# [YOUR TASK]
Produce the listing below again, exactly as shown.

# [RECORDED DATA]
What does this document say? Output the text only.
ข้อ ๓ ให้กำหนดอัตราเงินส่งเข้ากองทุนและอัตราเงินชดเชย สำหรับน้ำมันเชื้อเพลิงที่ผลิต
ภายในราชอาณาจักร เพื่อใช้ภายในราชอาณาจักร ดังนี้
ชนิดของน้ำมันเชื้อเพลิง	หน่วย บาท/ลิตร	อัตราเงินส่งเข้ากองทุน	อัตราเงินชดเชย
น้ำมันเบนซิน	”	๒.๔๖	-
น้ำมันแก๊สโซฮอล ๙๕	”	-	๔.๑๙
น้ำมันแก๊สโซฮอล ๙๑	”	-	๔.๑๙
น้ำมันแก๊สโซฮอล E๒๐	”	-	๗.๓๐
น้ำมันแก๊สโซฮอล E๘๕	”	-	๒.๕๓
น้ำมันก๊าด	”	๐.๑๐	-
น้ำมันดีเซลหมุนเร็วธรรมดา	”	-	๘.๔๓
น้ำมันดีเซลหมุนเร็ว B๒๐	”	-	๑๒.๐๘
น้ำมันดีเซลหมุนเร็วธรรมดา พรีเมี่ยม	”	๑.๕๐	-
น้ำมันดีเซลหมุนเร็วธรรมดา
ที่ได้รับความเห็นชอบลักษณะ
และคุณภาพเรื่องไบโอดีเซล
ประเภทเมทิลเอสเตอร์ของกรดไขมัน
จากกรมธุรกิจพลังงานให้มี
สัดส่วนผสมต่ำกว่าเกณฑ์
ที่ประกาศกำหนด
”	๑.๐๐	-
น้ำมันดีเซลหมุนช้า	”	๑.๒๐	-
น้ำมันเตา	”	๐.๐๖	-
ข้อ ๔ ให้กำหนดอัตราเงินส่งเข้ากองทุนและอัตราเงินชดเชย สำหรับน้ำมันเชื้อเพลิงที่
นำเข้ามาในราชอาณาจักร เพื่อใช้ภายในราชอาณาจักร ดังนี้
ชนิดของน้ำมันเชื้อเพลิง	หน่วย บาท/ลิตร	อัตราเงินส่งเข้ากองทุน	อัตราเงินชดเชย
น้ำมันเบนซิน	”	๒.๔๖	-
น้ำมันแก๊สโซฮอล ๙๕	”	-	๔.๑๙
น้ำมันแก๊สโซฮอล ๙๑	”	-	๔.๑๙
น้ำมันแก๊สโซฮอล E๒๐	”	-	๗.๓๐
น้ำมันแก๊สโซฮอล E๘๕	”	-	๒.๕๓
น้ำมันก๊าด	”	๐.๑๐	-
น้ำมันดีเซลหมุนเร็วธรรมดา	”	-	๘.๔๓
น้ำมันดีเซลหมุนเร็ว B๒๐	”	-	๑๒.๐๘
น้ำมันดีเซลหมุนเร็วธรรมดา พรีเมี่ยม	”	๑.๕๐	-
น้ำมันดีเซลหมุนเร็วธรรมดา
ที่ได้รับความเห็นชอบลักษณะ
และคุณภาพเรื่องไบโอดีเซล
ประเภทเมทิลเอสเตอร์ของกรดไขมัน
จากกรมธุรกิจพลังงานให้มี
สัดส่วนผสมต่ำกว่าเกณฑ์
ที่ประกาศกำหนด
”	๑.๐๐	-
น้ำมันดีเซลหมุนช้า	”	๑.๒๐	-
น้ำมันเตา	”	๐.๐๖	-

# [PROBLEM SOLUTION]
What does this document say? Output the text only.
ข้อ ๓ ให้กำหนดอัตราเงินส่งเข้ากองทุนและอัตราเงินชดเชย สำหรับน้ำมันเชื้อเพลิงที่ผลิต
ภายในราชอาณาจักร เพื่อใช้ภายในราชอาณาจักร ดังนี้
ชนิดของน้ำมันเชื้อเพลิง	หน่วย บาท/ลิตร	อัตราเงินส่งเข้ากองทุน	อัตราเงินชดเชย
น้ำมันเบนซิน	”	๒.๔๖	-
น้ำมันแก๊สโซฮอล ๙๕	”	-	๔.๑๙
น้ำมันแก๊สโซฮอล ๙๑	”	-	๔.๑๙
น้ำมันแก๊สโซฮอล E๒๐	”	-	๗.๓๐
น้ำมันแก๊สโซฮอล E๘๕	”	-	๒.๕๓
น้ำมันก๊าด	”	๐.๑๐	-
น้ำมันดีเซลหมุนเร็วธรรมดา	”	-	๘.๔๓
น้ำมันดีเซลหมุนเร็ว B๒๐	”	-	๑๒.๐๘
น้ำมันดีเซลหมุนเร็วธรรมดา พรีเมี่ยม	”	๑.๕๐	-
น้ำมันดีเซลหมุนเร็วธรรมดา
ที่ได้รับความเห็นชอบลักษณะ
และคุณภาพเรื่องไบโอดีเซล
ประเภทเมทิลเอสเตอร์ของกรดไขมัน
จากกรมธุรกิจพลังงานให้มี
สัดส่วนผสมต่ำกว่าเกณฑ์
ที่ประกาศกำหนด
”	๑.๐๐	-
น้ำมันดีเซลหมุนช้า	”	๑.๒๐	-
น้ำมันเตา	”	๐.๐๖	-
ข้อ ๔ ให้กำหนดอัตราเงินส่งเข้ากองทุนและอัตราเงินชดเชย สำหรับน้ำมันเชื้อเพลิงที่
นำเข้ามาในราชอาณาจักร เพื่อใช้ภายในราชอาณาจักร ดังนี้
ชนิดของน้ำมันเชื้อเพลิง	หน่วย บาท/ลิตร	อัตราเงินส่งเข้ากองทุน	อัตราเงินชดเชย
น้ำมันเบนซิน	”	๒.๔๖	-
น้ำมันแก๊สโซฮอล ๙๕	”	-	๔.๑๙
น้ำมันแก๊สโซฮอล ๙๑	”	-	๔.๑๙
น้ำมันแก๊สโซฮอล E๒๐	”	-	๗.๓๐
น้ำมันแก๊สโซฮอล E๘๕	”	-	๒.๕๓
น้ำมันก๊าด	”	๐.๑๐	-
น้ำมันดีเซลหมุนเร็วธรรมดา	”	-	๘.๔๓
น้ำมันดีเซลหมุนเร็ว B๒๐	”	-	๑๒.๐๘
น้ำมันดีเซลหมุนเร็วธรรมดา พรีเมี่ยม	”	๑.๕๐	-
น้ำมันดีเซลหมุนเร็วธรรมดา
ที่ได้รับความเห็นชอบลักษณะ
และคุณภาพเรื่องไบโอดีเซล
ประเภทเมทิลเอสเตอร์ของกรดไขมัน
จากกรมธุรกิจพลังงานให้มี
สัดส่วนผสมต่ำกว่าเกณฑ์
ที่ประกาศกำหนด
”	๑.๐๐	-
น้ำมันดีเซลหมุนช้า	”	๑.๒๐	-
น้ำมันเตา	”	๐.๐๖	-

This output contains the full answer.